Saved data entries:
---+---

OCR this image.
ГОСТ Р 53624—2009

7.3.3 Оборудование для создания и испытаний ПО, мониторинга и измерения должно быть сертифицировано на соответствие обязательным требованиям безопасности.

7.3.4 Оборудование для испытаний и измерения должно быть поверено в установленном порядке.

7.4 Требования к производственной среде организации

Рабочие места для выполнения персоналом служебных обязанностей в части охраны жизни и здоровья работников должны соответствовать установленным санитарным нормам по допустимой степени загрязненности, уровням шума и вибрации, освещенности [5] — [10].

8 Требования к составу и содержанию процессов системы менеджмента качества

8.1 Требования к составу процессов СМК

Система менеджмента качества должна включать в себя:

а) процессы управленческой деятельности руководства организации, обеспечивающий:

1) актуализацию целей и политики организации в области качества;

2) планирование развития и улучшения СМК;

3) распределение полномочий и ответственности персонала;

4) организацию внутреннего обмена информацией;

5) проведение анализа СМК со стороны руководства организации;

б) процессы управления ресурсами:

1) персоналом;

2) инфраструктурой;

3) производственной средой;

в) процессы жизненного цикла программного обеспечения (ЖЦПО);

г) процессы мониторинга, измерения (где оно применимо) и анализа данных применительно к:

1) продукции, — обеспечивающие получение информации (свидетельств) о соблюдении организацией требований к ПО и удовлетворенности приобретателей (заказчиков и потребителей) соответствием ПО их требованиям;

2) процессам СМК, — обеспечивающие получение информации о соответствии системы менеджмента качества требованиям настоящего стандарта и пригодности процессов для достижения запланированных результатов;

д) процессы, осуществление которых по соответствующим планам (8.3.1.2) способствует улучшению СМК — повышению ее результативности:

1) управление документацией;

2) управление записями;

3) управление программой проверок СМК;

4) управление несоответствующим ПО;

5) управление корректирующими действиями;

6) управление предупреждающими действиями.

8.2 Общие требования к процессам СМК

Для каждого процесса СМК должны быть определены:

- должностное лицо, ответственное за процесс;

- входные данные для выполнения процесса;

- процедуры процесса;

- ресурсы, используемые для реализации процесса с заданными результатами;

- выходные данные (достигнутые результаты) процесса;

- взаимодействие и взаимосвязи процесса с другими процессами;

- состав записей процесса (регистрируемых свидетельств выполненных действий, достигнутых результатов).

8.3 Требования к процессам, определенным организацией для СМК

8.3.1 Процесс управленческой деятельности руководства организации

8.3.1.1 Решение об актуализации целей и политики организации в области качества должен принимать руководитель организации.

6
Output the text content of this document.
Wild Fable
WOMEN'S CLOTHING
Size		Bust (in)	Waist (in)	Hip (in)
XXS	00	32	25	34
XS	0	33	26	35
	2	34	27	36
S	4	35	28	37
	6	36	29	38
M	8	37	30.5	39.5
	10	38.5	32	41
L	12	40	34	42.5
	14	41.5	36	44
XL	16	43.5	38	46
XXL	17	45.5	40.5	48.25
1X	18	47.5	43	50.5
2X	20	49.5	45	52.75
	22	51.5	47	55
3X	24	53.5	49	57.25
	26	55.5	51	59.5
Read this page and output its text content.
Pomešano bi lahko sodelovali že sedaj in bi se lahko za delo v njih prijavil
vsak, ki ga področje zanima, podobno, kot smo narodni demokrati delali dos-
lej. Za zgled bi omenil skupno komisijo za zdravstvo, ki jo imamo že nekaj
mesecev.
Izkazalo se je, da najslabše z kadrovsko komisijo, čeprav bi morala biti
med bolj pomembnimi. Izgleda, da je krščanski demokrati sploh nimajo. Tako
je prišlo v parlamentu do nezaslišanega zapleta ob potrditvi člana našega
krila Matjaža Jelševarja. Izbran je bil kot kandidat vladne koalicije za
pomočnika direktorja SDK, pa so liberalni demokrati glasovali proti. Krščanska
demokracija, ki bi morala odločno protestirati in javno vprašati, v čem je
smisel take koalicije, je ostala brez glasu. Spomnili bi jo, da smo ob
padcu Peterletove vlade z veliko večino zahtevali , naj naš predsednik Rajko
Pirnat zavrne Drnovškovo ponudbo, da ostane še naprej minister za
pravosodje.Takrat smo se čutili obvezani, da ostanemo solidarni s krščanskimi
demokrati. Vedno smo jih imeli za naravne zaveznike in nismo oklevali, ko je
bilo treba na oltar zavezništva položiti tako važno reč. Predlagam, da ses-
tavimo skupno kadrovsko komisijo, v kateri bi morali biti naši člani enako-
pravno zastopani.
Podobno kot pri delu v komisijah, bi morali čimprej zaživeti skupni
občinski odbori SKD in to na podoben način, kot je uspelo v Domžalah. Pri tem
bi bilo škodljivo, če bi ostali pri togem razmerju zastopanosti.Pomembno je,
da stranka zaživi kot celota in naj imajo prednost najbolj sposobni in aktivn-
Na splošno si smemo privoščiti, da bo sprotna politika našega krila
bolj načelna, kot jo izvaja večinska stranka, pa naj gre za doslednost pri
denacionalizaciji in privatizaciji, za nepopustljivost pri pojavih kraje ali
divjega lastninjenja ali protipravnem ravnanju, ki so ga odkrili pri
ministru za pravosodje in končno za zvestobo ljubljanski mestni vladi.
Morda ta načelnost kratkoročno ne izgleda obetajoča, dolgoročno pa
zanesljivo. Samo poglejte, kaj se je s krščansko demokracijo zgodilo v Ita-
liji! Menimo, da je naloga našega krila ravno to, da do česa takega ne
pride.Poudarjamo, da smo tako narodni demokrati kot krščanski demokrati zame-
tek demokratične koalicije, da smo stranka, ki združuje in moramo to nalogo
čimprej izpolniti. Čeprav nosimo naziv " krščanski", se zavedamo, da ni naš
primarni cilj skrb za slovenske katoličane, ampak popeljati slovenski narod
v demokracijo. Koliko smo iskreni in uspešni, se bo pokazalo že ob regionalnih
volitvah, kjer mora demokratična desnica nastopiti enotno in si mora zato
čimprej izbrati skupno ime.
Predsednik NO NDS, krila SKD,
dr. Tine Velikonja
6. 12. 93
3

---+---

— THE EXERCISE —
Copy out each record, keeping every word as it is.

— ANSWER FOR THIS EXERCISE —
OCR this image.
ГОСТ Р 53624—2009

7.3.3 Оборудование для создания и испытаний ПО, мониторинга и измерения должно быть сертифицировано на соответствие обязательным требованиям безопасности.

7.3.4 Оборудование для испытаний и измерения должно быть поверено в установленном порядке.

7.4 Требования к производственной среде организации

Рабочие места для выполнения персоналом служебных обязанностей в части охраны жизни и здоровья работников должны соответствовать установленным санитарным нормам по допустимой степени загрязненности, уровням шума и вибрации, освещенности [5] — [10].

8 Требования к составу и содержанию процессов системы менеджмента качества

8.1 Требования к составу процессов СМК

Система менеджмента качества должна включать в себя:

а) процессы управленческой деятельности руководства организации, обеспечивающий:

1) актуализацию целей и политики организации в области качества;

2) планирование развития и улучшения СМК;

3) распределение полномочий и ответственности персонала;

4) организацию внутреннего обмена информацией;

5) проведение анализа СМК со стороны руководства организации;

б) процессы управления ресурсами:

1) персоналом;

2) инфраструктурой;

3) производственной средой;

в) процессы жизненного цикла программного обеспечения (ЖЦПО);

г) процессы мониторинга, измерения (где оно применимо) и анализа данных применительно к:

1) продукции, — обеспечивающие получение информации (свидетельств) о соблюдении организацией требований к ПО и удовлетворенности приобретателей (заказчиков и потребителей) соответствием ПО их требованиям;

2) процессам СМК, — обеспечивающие получение информации о соответствии системы менеджмента качества требованиям настоящего стандарта и пригодности процессов для достижения запланированных результатов;

д) процессы, осуществление которых по соответствующим планам (8.3.1.2) способствует улучшению СМК — повышению ее результативности:

1) управление документацией;

2) управление записями;

3) управление программой проверок СМК;

4) управление несоответствующим ПО;

5) управление корректирующими действиями;

6) управление предупреждающими действиями.

8.2 Общие требования к процессам СМК

Для каждого процесса СМК должны быть определены:

- должностное лицо, ответственное за процесс;

- входные данные для выполнения процесса;

- процедуры процесса;

- ресурсы, используемые для реализации процесса с заданными результатами;

- выходные данные (достигнутые результаты) процесса;

- взаимодействие и взаимосвязи процесса с другими процессами;

- состав записей процесса (регистрируемых свидетельств выполненных действий, достигнутых результатов).

8.3 Требования к процессам, определенным организацией для СМК

8.3.1 Процесс управленческой деятельности руководства организации

8.3.1.1 Решение об актуализации целей и политики организации в области качества должен принимать руководитель организации.

6
Output the text content of this document.
Wild Fable
WOMEN'S CLOTHING
Size		Bust (in)	Waist (in)	Hip (in)
XXS	00	32	25	34
XS	0	33	26	35
	2	34	27	36
S	4	35	28	37
	6	36	29	38
M	8	37	30.5	39.5
	10	38.5	32	41
L	12	40	34	42.5
	14	41.5	36	44
XL	16	43.5	38	46
XXL	17	45.5	40.5	48.25
1X	18	47.5	43	50.5
2X	20	49.5	45	52.75
	22	51.5	47	55
3X	24	53.5	49	57.25
	26	55.5	51	59.5
Read this page and output its text content.
Pomešano bi lahko sodelovali že sedaj in bi se lahko za delo v njih prijavil
vsak, ki ga področje zanima, podobno, kot smo narodni demokrati delali dos-
lej. Za zgled bi omenil skupno komisijo za zdravstvo, ki jo imamo že nekaj
mesecev.
Izkazalo se je, da najslabše z kadrovsko komisijo, čeprav bi morala biti
med bolj pomembnimi. Izgleda, da je krščanski demokrati sploh nimajo. Tako
je prišlo v parlamentu do nezaslišanega zapleta ob potrditvi člana našega
krila Matjaža Jelševarja. Izbran je bil kot kandidat vladne koalicije za
pomočnika direktorja SDK, pa so liberalni demokrati glasovali proti. Krščanska
demokracija, ki bi morala odločno protestirati in javno vprašati, v čem je
smisel take koalicije, je ostala brez glasu. Spomnili bi jo, da smo ob
padcu Peterletove vlade z veliko večino zahtevali , naj naš predsednik Rajko
Pirnat zavrne Drnovškovo ponudbo, da ostane še naprej minister za
pravosodje.Takrat smo se čutili obvezani, da ostanemo solidarni s krščanskimi
demokrati. Vedno smo jih imeli za naravne zaveznike in nismo oklevali, ko je
bilo treba na oltar zavezništva položiti tako važno reč. Predlagam, da ses-
tavimo skupno kadrovsko komisijo, v kateri bi morali biti naši člani enako-
pravno zastopani.
Podobno kot pri delu v komisijah, bi morali čimprej zaživeti skupni
občinski odbori SKD in to na podoben način, kot je uspelo v Domžalah. Pri tem
bi bilo škodljivo, če bi ostali pri togem razmerju zastopanosti.Pomembno je,
da stranka zaživi kot celota in naj imajo prednost najbolj sposobni in aktivn-
Na splošno si smemo privoščiti, da bo sprotna politika našega krila
bolj načelna, kot jo izvaja večinska stranka, pa naj gre za doslednost pri
denacionalizaciji in privatizaciji, za nepopustljivost pri pojavih kraje ali
divjega lastninjenja ali protipravnem ravnanju, ki so ga odkrili pri
ministru za pravosodje in končno za zvestobo ljubljanski mestni vladi.
Morda ta načelnost kratkoročno ne izgleda obetajoča, dolgoročno pa
zanesljivo. Samo poglejte, kaj se je s krščansko demokracijo zgodilo v Ita-
liji! Menimo, da je naloga našega krila ravno to, da do česa takega ne
pride.Poudarjamo, da smo tako narodni demokrati kot krščanski demokrati zame-
tek demokratične koalicije, da smo stranka, ki združuje in moramo to nalogo
čimprej izpolniti. Čeprav nosimo naziv " krščanski", se zavedamo, da ni naš
primarni cilj skrb za slovenske katoličane, ampak popeljati slovenski narod
v demokracijo. Koliko smo iskreni in uspešni, se bo pokazalo že ob regionalnih
volitvah, kjer mora demokratična desnica nastopiti enotno in si mora zato
čimprej izbrati skupno ime.
Predsednik NO NDS, krila SKD,
dr. Tine Velikonja
6. 12. 93
3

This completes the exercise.